- **Dataset rows about figures**
────
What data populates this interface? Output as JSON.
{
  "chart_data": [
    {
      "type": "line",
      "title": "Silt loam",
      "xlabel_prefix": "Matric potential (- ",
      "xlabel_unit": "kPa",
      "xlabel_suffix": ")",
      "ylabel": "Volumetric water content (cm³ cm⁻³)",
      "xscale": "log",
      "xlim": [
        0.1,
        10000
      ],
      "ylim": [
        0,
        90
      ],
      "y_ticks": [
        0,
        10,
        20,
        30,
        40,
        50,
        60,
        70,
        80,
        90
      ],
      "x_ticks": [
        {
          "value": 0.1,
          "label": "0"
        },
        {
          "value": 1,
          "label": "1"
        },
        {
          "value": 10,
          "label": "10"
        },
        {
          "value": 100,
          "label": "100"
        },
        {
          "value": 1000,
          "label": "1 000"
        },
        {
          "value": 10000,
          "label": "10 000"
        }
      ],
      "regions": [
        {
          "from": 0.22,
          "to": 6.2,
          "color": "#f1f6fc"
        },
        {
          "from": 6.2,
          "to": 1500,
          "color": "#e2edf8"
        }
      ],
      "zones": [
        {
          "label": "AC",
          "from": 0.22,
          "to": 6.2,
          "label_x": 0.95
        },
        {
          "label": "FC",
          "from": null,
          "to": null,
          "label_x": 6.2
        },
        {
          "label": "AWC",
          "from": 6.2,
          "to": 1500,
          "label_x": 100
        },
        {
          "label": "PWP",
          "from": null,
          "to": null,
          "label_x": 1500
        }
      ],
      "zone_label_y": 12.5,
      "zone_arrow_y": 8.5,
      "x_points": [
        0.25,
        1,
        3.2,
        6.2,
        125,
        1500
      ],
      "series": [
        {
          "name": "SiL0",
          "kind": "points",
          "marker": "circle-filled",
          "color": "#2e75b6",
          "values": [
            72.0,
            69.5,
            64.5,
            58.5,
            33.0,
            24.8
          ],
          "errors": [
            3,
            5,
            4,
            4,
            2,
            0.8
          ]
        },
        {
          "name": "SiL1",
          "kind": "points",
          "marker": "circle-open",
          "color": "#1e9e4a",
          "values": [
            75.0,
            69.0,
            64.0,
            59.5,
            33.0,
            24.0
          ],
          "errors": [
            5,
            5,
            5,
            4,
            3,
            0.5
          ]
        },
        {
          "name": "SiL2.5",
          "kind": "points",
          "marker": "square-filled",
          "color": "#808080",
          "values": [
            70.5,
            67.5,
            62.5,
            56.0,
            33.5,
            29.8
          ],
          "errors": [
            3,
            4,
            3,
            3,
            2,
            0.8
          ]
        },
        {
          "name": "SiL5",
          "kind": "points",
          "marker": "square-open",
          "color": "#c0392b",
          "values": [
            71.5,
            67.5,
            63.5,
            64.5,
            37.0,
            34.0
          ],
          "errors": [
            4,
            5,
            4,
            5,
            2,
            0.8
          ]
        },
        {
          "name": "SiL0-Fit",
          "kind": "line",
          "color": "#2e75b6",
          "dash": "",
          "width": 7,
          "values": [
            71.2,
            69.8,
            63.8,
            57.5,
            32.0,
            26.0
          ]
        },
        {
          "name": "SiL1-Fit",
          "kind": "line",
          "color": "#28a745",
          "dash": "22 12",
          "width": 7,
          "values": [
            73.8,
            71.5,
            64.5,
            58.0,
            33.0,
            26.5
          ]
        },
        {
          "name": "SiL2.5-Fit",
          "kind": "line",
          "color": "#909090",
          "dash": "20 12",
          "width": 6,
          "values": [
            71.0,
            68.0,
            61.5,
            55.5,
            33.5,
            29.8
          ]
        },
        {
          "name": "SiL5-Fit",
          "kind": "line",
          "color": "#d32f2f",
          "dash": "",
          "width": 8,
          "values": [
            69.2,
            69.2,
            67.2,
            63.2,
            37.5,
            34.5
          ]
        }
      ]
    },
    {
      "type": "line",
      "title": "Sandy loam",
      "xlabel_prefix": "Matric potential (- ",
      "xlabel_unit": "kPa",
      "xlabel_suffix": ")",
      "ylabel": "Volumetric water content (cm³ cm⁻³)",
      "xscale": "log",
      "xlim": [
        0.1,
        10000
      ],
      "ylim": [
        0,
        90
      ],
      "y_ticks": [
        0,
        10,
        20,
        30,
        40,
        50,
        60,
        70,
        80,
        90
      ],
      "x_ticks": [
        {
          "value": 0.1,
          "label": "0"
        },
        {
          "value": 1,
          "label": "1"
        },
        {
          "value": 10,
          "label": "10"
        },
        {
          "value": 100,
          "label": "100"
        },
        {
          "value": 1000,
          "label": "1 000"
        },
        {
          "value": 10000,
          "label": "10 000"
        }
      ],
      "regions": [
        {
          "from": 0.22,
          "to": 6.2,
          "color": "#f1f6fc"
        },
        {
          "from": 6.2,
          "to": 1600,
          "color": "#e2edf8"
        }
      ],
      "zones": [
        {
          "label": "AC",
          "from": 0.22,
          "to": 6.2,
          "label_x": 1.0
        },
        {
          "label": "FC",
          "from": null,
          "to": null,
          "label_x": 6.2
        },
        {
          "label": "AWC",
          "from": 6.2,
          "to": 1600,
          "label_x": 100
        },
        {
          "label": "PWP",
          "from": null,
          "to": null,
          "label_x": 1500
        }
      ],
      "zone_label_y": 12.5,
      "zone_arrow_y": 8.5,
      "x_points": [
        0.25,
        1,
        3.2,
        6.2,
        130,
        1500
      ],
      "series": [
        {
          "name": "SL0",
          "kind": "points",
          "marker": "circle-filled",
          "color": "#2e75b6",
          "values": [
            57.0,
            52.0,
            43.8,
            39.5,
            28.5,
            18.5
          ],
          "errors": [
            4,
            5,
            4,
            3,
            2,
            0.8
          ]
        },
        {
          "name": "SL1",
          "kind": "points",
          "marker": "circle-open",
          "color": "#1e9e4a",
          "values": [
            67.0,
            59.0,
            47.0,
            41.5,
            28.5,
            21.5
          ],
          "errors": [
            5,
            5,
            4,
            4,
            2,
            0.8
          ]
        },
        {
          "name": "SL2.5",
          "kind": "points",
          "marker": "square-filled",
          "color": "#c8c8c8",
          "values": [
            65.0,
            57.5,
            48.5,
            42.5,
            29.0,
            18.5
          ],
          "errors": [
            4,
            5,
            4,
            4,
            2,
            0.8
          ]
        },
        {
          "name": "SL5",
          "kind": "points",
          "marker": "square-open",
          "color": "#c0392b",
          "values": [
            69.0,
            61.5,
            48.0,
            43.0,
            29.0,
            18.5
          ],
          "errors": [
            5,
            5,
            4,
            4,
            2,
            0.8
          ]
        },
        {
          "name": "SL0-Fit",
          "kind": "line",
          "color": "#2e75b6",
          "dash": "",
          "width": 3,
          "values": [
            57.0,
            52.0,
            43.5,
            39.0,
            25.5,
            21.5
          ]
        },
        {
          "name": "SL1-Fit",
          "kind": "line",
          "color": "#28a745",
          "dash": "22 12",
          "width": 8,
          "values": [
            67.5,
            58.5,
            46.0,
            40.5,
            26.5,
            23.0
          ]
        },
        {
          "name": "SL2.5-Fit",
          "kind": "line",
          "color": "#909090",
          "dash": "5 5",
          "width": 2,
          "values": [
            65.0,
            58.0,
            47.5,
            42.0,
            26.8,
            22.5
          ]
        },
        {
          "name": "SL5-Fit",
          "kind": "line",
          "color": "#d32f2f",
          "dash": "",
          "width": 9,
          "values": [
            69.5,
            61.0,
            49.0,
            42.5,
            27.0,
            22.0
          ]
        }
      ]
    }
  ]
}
────
- **STATED PROBLEM**
Print all of the data exactly as it was given.

- **THE RESULT**
What data populates this interface? Output as JSON.
{
  "chart_data": [
    {
      "type": "line",
      "title": "Silt loam",
      "xlabel_prefix": "Matric potential (- ",
      "xlabel_unit": "kPa",
      "xlabel_suffix": ")",
      "ylabel": "Volumetric water content (cm³ cm⁻³)",
      "xscale": "log",
      "xlim": [
        0.1,
        10000
      ],
      "ylim": [
        0,
        90
      ],
      "y_ticks": [
        0,
        10,
        20,
        30,
        40,
        50,
        60,
        70,
        80,
        90
      ],
      "x_ticks": [
        {
          "value": 0.1,
          "label": "0"
        },
        {
          "value": 1,
          "label": "1"
        },
        {
          "value": 10,
          "label": "10"
        },
        {
          "value": 100,
          "label": "100"
        },
        {
          "value": 1000,
          "label": "1 000"
        },
        {
          "value": 10000,
          "label": "10 000"
        }
      ],
      "regions": [
        {
          "from": 0.22,
          "to": 6.2,
          "color": "#f1f6fc"
        },
        {
          "from": 6.2,
          "to": 1500,
          "color": "#e2edf8"
        }
      ],
      "zones": [
        {
          "label": "AC",
          "from": 0.22,
          "to": 6.2,
          "label_x": 0.95
        },
        {
          "label": "FC",
          "from": null,
          "to": null,
          "label_x": 6.2
        },
        {
          "label": "AWC",
          "from": 6.2,
          "to": 1500,
          "label_x": 100
        },
        {
          "label": "PWP",
          "from": null,
          "to": null,
          "label_x": 1500
        }
      ],
      "zone_label_y": 12.5,
      "zone_arrow_y": 8.5,
      "x_points": [
        0.25,
        1,
        3.2,
        6.2,
        125,
        1500
      ],
      "series": [
        {
          "name": "SiL0",
          "kind": "points",
          "marker": "circle-filled",
          "color": "#2e75b6",
          "values": [
            72.0,
            69.5,
            64.5,
            58.5,
            33.0,
            24.8
          ],
          "errors": [
            3,
            5,
            4,
            4,
            2,
            0.8
          ]
        },
        {
          "name": "SiL1",
          "kind": "points",
          "marker": "circle-open",
          "color": "#1e9e4a",
          "values": [
            75.0,
            69.0,
            64.0,
            59.5,
            33.0,
            24.0
          ],
          "errors": [
            5,
            5,
            5,
            4,
            3,
            0.5
          ]
        },
        {
          "name": "SiL2.5",
          "kind": "points",
          "marker": "square-filled",
          "color": "#808080",
          "values": [
            70.5,
            67.5,
            62.5,
            56.0,
            33.5,
            29.8
          ],
          "errors": [
            3,
            4,
            3,
            3,
            2,
            0.8
          ]
        },
        {
          "name": "SiL5",
          "kind": "points",
          "marker": "square-open",
          "color": "#c0392b",
          "values": [
            71.5,
            67.5,
            63.5,
            64.5,
            37.0,
            34.0
          ],
          "errors": [
            4,
            5,
            4,
            5,
            2,
            0.8
          ]
        },
        {
          "name": "SiL0-Fit",
          "kind": "line",
          "color": "#2e75b6",
          "dash": "",
          "width": 7,
          "values": [
            71.2,
            69.8,
            63.8,
            57.5,
            32.0,
            26.0
          ]
        },
        {
          "name": "SiL1-Fit",
          "kind": "line",
          "color": "#28a745",
          "dash": "22 12",
          "width": 7,
          "values": [
            73.8,
            71.5,
            64.5,
            58.0,
            33.0,
            26.5
          ]
        },
        {
          "name": "SiL2.5-Fit",
          "kind": "line",
          "color": "#909090",
          "dash": "20 12",
          "width": 6,
          "values": [
            71.0,
            68.0,
            61.5,
            55.5,
            33.5,
            29.8
          ]
        },
        {
          "name": "SiL5-Fit",
          "kind": "line",
          "color": "#d32f2f",
          "dash": "",
          "width": 8,
          "values": [
            69.2,
            69.2,
            67.2,
            63.2,
            37.5,
            34.5
          ]
        }
      ]
    },
    {
      "type": "line",
      "title": "Sandy loam",
      "xlabel_prefix": "Matric potential (- ",
      "xlabel_unit": "kPa",
      "xlabel_suffix": ")",
      "ylabel": "Volumetric water content (cm³ cm⁻³)",
      "xscale": "log",
      "xlim": [
        0.1,
        10000
      ],
      "ylim": [
        0,
        90
      ],
      "y_ticks": [
        0,
        10,
        20,
        30,
        40,
        50,
        60,
        70,
        80,
        90
      ],
      "x_ticks": [
        {
          "value": 0.1,
          "label": "0"
        },
        {
          "value": 1,
          "label": "1"
        },
        {
          "value": 10,
          "label": "10"
        },
        {
          "value": 100,
          "label": "100"
        },
        {
          "value": 1000,
          "label": "1 000"
        },
        {
          "value": 10000,
          "label": "10 000"
        }
      ],
      "regions": [
        {
          "from": 0.22,
          "to": 6.2,
          "color": "#f1f6fc"
        },
        {
          "from": 6.2,
          "to": 1600,
          "color": "#e2edf8"
        }
      ],
      "zones": [
        {
          "label": "AC",
          "from": 0.22,
          "to": 6.2,
          "label_x": 1.0
        },
        {
          "label": "FC",
          "from": null,
          "to": null,
          "label_x": 6.2
        },
        {
          "label": "AWC",
          "from": 6.2,
          "to": 1600,
          "label_x": 100
        },
        {
          "label": "PWP",
          "from": null,
          "to": null,
          "label_x": 1500
        }
      ],
      "zone_label_y": 12.5,
      "zone_arrow_y": 8.5,
      "x_points": [
        0.25,
        1,
        3.2,
        6.2,
        130,
        1500
      ],
      "series": [
        {
          "name": "SL0",
          "kind": "points",
          "marker": "circle-filled",
          "color": "#2e75b6",
          "values": [
            57.0,
            52.0,
            43.8,
            39.5,
            28.5,
            18.5
          ],
          "errors": [
            4,
            5,
            4,
            3,
            2,
            0.8
          ]
        },
        {
          "name": "SL1",
          "kind": "points",
          "marker": "circle-open",
          "color": "#1e9e4a",
          "values": [
            67.0,
            59.0,
            47.0,
            41.5,
            28.5,
            21.5
          ],
          "errors": [
            5,
            5,
            4,
            4,
            2,
            0.8
          ]
        },
        {
          "name": "SL2.5",
          "kind": "points",
          "marker": "square-filled",
          "color": "#c8c8c8",
          "values": [
            65.0,
            57.5,
            48.5,
            42.5,
            29.0,
            18.5
          ],
          "errors": [
            4,
            5,
            4,
            4,
            2,
            0.8
          ]
        },
        {
          "name": "SL5",
          "kind": "points",
          "marker": "square-open",
          "color": "#c0392b",
          "values": [
            69.0,
            61.5,
            48.0,
            43.0,
            29.0,
            18.5
          ],
          "errors": [
            5,
            5,
            4,
            4,
            2,
            0.8
          ]
        },
        {
          "name": "SL0-Fit",
          "kind": "line",
          "color": "#2e75b6",
          "dash": "",
          "width": 3,
          "values": [
            57.0,
            52.0,
            43.5,
            39.0,
            25.5,
            21.5
          ]
        },
        {
          "name": "SL1-Fit",
          "kind": "line",
          "color": "#28a745",
          "dash": "22 12",
          "width": 8,
          "values": [
            67.5,
            58.5,
            46.0,
            40.5,
            26.5,
            23.0
          ]
        },
        {
          "name": "SL2.5-Fit",
          "kind": "line",
          "color": "#909090",
          "dash": "5 5",
          "width": 2,
          "values": [
            65.0,
            58.0,
            47.5,
            42.0,
            26.8,
            22.5
          ]
        },
        {
          "name": "SL5-Fit",
          "kind": "line",
          "color": "#d32f2f",
          "dash": "",
          "width": 9,
          "values": [
            69.5,
            61.0,
            49.0,
            42.5,
            27.0,
            22.0
          ]
        }
      ]
    }
  ]
}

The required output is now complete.